Prompt: Return the whole listing exactly as it stands.

Records to process:
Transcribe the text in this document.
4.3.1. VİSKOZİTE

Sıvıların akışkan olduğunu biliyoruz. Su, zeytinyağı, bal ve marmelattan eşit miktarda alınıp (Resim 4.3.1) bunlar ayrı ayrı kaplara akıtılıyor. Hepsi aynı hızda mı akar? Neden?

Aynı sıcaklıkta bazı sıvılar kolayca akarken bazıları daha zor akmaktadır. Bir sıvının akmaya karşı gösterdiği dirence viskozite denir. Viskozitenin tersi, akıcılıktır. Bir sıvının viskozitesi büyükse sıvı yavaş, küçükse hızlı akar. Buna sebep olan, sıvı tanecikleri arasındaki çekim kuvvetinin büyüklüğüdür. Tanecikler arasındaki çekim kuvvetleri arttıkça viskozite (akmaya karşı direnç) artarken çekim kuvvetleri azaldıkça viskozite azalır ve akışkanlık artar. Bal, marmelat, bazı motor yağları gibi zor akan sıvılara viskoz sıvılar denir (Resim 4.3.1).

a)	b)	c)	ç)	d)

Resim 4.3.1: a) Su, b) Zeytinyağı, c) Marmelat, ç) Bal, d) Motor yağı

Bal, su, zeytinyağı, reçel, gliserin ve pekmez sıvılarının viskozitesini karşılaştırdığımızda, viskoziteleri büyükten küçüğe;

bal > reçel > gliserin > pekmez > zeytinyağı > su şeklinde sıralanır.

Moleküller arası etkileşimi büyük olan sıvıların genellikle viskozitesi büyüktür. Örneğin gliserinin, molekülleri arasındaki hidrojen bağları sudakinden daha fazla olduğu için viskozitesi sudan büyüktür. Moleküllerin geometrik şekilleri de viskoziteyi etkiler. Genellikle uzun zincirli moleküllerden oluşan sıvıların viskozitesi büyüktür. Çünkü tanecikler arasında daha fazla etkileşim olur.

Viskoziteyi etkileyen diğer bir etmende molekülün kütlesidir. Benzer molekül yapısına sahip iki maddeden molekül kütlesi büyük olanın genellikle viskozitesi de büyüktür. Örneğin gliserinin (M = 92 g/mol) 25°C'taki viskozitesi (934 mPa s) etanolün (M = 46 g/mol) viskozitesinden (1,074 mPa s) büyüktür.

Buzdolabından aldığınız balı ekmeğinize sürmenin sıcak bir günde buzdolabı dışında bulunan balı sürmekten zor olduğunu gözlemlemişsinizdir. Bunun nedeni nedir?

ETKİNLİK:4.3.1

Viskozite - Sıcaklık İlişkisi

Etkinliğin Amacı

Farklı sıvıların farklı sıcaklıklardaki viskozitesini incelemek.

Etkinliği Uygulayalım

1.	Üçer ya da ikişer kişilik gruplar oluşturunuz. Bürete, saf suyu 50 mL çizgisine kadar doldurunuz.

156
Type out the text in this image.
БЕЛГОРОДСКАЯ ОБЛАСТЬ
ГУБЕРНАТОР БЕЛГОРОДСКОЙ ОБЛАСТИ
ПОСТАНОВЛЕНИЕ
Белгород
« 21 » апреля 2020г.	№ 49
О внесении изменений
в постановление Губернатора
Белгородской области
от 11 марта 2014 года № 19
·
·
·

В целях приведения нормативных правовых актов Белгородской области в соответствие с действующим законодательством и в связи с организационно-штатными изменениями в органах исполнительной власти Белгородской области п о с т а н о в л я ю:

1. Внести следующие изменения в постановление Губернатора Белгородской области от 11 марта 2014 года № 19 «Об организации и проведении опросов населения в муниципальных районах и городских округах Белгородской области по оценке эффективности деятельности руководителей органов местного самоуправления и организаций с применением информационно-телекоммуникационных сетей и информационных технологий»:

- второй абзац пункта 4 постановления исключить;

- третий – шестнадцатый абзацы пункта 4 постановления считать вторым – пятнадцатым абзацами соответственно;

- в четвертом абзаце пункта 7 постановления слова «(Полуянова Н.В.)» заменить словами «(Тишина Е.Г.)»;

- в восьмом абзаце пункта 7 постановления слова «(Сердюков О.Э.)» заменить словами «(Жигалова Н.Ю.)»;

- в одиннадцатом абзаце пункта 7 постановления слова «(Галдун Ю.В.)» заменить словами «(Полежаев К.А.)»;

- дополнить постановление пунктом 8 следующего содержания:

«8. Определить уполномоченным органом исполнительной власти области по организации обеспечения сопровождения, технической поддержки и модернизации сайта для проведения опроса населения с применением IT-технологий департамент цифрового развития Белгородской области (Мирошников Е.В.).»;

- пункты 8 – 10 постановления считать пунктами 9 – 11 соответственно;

The solution:
Transcribe the text in this document.
4.3.1. VİSKOZİTE

Sıvıların akışkan olduğunu biliyoruz. Su, zeytinyağı, bal ve marmelattan eşit miktarda alınıp (Resim 4.3.1) bunlar ayrı ayrı kaplara akıtılıyor. Hepsi aynı hızda mı akar? Neden?

Aynı sıcaklıkta bazı sıvılar kolayca akarken bazıları daha zor akmaktadır. Bir sıvının akmaya karşı gösterdiği dirence viskozite denir. Viskozitenin tersi, akıcılıktır. Bir sıvının viskozitesi büyükse sıvı yavaş, küçükse hızlı akar. Buna sebep olan, sıvı tanecikleri arasındaki çekim kuvvetinin büyüklüğüdür. Tanecikler arasındaki çekim kuvvetleri arttıkça viskozite (akmaya karşı direnç) artarken çekim kuvvetleri azaldıkça viskozite azalır ve akışkanlık artar. Bal, marmelat, bazı motor yağları gibi zor akan sıvılara viskoz sıvılar denir (Resim 4.3.1).

a)	b)	c)	ç)	d)

Resim 4.3.1: a) Su, b) Zeytinyağı, c) Marmelat, ç) Bal, d) Motor yağı

Bal, su, zeytinyağı, reçel, gliserin ve pekmez sıvılarının viskozitesini karşılaştırdığımızda, viskoziteleri büyükten küçüğe;

bal > reçel > gliserin > pekmez > zeytinyağı > su şeklinde sıralanır.

Moleküller arası etkileşimi büyük olan sıvıların genellikle viskozitesi büyüktür. Örneğin gliserinin, molekülleri arasındaki hidrojen bağları sudakinden daha fazla olduğu için viskozitesi sudan büyüktür. Moleküllerin geometrik şekilleri de viskoziteyi etkiler. Genellikle uzun zincirli moleküllerden oluşan sıvıların viskozitesi büyüktür. Çünkü tanecikler arasında daha fazla etkileşim olur.

Viskoziteyi etkileyen diğer bir etmende molekülün kütlesidir. Benzer molekül yapısına sahip iki maddeden molekül kütlesi büyük olanın genellikle viskozitesi de büyüktür. Örneğin gliserinin (M = 92 g/mol) 25°C'taki viskozitesi (934 mPa s) etanolün (M = 46 g/mol) viskozitesinden (1,074 mPa s) büyüktür.

Buzdolabından aldığınız balı ekmeğinize sürmenin sıcak bir günde buzdolabı dışında bulunan balı sürmekten zor olduğunu gözlemlemişsinizdir. Bunun nedeni nedir?

ETKİNLİK:4.3.1

Viskozite - Sıcaklık İlişkisi

Etkinliğin Amacı

Farklı sıvıların farklı sıcaklıklardaki viskozitesini incelemek.

Etkinliği Uygulayalım

1.	Üçer ya da ikişer kişilik gruplar oluşturunuz. Bürete, saf suyu 50 mL çizgisine kadar doldurunuz.

156
Type out the text in this image.
БЕЛГОРОДСКАЯ ОБЛАСТЬ
ГУБЕРНАТОР БЕЛГОРОДСКОЙ ОБЛАСТИ
ПОСТАНОВЛЕНИЕ
Белгород
« 21 » апреля 2020г.	№ 49
О внесении изменений
в постановление Губернатора
Белгородской области
от 11 марта 2014 года № 19
·
·
·

В целях приведения нормативных правовых актов Белгородской области в соответствие с действующим законодательством и в связи с организационно-штатными изменениями в органах исполнительной власти Белгородской области п о с т а н о в л я ю:

1. Внести следующие изменения в постановление Губернатора Белгородской области от 11 марта 2014 года № 19 «Об организации и проведении опросов населения в муниципальных районах и городских округах Белгородской области по оценке эффективности деятельности руководителей органов местного самоуправления и организаций с применением информационно-телекоммуникационных сетей и информационных технологий»:

- второй абзац пункта 4 постановления исключить;

- третий – шестнадцатый абзацы пункта 4 постановления считать вторым – пятнадцатым абзацами соответственно;

- в четвертом абзаце пункта 7 постановления слова «(Полуянова Н.В.)» заменить словами «(Тишина Е.Г.)»;

- в восьмом абзаце пункта 7 постановления слова «(Сердюков О.Э.)» заменить словами «(Жигалова Н.Ю.)»;

- в одиннадцатом абзаце пункта 7 постановления слова «(Галдун Ю.В.)» заменить словами «(Полежаев К.А.)»;

- дополнить постановление пунктом 8 следующего содержания:

«8. Определить уполномоченным органом исполнительной власти области по организации обеспечения сопровождения, технической поддержки и модернизации сайта для проведения опроса населения с применением IT-технологий департамент цифрового развития Белгородской области (Мирошников Е.В.).»;

- пункты 8 – 10 постановления считать пунктами 9 – 11 соответственно;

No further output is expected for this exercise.